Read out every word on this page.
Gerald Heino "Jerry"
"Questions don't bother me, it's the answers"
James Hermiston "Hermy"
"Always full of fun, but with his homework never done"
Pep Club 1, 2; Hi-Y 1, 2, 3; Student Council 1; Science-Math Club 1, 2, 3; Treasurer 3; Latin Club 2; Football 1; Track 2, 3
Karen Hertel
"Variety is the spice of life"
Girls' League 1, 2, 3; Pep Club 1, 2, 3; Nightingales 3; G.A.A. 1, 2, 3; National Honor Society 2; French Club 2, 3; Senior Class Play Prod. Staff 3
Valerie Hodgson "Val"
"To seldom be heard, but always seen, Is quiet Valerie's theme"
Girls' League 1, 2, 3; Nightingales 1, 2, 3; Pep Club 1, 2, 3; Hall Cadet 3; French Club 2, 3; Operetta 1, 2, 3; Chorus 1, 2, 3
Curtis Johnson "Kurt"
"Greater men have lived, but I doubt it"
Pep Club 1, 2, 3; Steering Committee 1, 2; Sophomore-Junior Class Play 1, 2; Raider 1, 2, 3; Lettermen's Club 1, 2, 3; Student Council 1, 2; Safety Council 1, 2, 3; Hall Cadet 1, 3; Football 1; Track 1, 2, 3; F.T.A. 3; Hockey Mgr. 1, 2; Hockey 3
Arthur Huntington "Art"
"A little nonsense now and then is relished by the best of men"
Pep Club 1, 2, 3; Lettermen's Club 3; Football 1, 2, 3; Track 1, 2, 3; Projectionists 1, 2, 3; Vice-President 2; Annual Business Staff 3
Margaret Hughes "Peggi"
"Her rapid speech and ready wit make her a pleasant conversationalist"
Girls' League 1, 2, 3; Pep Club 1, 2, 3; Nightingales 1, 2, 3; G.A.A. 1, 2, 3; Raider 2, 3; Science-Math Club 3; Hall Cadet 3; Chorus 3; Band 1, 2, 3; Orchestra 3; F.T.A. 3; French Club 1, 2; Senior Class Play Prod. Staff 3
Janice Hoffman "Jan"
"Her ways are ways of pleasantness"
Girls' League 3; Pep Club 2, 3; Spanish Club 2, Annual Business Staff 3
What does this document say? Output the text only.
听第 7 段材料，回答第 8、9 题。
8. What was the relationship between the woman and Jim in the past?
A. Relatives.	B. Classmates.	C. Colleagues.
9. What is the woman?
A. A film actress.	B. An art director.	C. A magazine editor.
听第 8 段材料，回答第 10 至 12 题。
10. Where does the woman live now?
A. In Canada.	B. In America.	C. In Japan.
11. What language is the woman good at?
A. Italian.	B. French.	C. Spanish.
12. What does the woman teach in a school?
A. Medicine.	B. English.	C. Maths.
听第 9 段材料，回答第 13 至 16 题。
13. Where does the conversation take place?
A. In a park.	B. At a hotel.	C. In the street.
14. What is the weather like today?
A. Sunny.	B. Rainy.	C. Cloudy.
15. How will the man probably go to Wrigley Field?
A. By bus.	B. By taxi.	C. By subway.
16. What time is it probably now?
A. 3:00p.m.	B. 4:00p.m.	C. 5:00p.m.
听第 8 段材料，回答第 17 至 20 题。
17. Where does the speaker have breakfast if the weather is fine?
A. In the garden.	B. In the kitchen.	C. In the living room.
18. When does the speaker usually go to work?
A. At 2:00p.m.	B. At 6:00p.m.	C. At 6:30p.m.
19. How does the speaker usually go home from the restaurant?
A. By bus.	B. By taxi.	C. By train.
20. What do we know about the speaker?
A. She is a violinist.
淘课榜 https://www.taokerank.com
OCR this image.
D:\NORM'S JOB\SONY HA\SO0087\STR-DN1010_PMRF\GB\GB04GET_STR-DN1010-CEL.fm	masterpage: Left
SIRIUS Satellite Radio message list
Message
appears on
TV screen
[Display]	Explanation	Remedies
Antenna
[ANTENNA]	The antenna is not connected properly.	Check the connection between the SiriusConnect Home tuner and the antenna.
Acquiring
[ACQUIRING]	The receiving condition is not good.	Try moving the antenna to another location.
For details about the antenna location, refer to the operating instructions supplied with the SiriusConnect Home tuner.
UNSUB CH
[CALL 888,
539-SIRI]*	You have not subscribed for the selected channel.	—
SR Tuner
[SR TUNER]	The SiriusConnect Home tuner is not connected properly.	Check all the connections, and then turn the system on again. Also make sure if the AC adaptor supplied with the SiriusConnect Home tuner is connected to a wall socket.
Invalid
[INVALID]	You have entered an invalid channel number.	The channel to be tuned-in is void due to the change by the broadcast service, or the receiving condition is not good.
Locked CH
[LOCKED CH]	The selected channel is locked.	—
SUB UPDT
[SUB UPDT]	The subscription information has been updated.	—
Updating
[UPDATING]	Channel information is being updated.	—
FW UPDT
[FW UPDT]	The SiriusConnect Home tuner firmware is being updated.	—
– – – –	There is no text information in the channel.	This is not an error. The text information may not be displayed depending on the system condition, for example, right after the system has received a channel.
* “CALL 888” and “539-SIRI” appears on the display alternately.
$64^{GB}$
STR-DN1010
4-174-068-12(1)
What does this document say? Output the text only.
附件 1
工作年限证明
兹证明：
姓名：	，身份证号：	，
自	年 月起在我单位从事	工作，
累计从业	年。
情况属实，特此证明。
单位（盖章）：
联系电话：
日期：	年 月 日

=== THE PROBLEM ===
Spot every line that holds "supplied" and copy it.

=== SOLUTION FOR THIS PROBLEM ===
For details about the antenna location, refer to the operating instructions supplied with the SiriusConnect Home tuner.
[SR TUNER]	The SiriusConnect Home tuner is not connected properly.	Check all the connections, and then turn the system on again. Also make sure if the AC adaptor supplied with the SiriusConnect Home tuner is connected to a wall socket.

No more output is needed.